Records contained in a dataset
··········

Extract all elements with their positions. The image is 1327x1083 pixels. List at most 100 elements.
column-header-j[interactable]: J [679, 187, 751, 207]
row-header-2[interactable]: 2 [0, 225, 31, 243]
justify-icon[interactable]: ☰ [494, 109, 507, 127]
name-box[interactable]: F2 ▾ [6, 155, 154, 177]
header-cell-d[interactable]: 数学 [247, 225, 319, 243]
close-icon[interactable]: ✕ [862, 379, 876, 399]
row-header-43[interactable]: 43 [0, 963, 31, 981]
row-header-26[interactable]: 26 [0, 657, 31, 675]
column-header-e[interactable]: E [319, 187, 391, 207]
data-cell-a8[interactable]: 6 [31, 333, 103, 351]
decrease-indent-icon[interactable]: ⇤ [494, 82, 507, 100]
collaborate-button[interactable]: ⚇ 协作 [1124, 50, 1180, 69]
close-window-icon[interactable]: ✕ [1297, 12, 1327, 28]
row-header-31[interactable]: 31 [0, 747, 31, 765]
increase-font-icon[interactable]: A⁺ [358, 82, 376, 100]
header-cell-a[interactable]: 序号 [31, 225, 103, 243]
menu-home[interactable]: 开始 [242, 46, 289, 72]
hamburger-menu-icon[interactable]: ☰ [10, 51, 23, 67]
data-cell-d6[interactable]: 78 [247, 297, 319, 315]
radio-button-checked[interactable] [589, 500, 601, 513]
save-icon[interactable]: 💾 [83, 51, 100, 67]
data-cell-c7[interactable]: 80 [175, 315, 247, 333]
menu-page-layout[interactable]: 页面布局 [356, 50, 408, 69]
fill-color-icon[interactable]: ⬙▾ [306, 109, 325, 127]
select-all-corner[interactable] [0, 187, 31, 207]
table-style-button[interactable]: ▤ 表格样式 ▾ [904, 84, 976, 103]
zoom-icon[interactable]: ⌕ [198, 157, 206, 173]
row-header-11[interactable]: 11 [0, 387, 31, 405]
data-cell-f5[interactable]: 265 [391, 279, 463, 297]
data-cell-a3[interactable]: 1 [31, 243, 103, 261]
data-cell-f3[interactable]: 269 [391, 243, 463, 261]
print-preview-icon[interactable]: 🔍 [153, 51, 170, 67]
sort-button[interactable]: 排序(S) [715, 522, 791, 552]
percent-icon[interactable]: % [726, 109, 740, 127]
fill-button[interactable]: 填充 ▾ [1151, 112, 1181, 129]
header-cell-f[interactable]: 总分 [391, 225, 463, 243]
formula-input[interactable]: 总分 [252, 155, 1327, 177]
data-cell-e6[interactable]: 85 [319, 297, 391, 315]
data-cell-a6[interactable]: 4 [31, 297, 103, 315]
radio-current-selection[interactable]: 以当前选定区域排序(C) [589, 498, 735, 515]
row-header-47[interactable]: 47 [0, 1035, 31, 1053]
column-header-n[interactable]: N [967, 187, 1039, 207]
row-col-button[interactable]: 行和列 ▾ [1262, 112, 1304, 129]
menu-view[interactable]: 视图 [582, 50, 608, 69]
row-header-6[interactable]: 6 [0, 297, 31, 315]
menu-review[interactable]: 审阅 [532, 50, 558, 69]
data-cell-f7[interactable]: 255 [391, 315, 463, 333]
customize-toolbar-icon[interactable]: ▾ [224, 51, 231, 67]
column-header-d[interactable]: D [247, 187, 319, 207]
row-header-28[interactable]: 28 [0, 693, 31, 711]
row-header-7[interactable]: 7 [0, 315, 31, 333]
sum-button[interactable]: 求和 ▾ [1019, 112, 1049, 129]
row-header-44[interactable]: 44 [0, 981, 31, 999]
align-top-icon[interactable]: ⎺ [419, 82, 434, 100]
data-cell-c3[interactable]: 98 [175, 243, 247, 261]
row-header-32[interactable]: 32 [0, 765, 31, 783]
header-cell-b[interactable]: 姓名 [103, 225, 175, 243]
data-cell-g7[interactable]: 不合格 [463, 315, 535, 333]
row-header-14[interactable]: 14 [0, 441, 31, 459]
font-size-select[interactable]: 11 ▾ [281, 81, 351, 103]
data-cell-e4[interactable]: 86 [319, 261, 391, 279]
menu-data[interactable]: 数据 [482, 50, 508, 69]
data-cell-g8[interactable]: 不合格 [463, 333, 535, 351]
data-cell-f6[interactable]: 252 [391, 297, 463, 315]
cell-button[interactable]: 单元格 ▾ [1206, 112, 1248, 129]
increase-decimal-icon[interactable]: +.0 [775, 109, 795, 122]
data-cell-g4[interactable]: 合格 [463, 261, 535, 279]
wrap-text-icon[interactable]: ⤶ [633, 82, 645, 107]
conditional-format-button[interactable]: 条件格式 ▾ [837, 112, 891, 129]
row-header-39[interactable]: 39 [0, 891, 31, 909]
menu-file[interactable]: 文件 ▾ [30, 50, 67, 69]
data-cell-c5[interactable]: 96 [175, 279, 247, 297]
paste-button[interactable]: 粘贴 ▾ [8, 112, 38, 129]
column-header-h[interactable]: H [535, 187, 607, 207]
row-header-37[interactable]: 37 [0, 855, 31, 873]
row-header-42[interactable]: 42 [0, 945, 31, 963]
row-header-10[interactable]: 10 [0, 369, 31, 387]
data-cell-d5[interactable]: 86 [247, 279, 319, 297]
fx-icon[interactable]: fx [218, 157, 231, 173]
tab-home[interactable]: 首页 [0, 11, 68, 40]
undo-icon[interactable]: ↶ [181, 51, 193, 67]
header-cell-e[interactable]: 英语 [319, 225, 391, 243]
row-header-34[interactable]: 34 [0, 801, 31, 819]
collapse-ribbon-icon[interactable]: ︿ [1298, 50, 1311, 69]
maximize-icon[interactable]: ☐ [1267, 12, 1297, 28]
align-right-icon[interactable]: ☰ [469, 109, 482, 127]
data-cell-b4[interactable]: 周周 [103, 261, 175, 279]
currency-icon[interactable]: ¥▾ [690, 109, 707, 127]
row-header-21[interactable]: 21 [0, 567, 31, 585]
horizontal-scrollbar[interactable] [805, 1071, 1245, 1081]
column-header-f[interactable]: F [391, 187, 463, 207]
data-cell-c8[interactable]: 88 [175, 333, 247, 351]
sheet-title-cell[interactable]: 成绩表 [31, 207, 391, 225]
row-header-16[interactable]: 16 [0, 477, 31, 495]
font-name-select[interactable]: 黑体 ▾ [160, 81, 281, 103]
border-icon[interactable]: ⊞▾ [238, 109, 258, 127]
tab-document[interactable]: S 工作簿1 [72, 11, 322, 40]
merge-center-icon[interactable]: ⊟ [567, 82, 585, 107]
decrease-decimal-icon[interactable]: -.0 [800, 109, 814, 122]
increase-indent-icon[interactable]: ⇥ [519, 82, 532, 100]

··········

§ Challenge
Report how many lines in the data above contain the string "name". Give only the number.

§ Finished task
2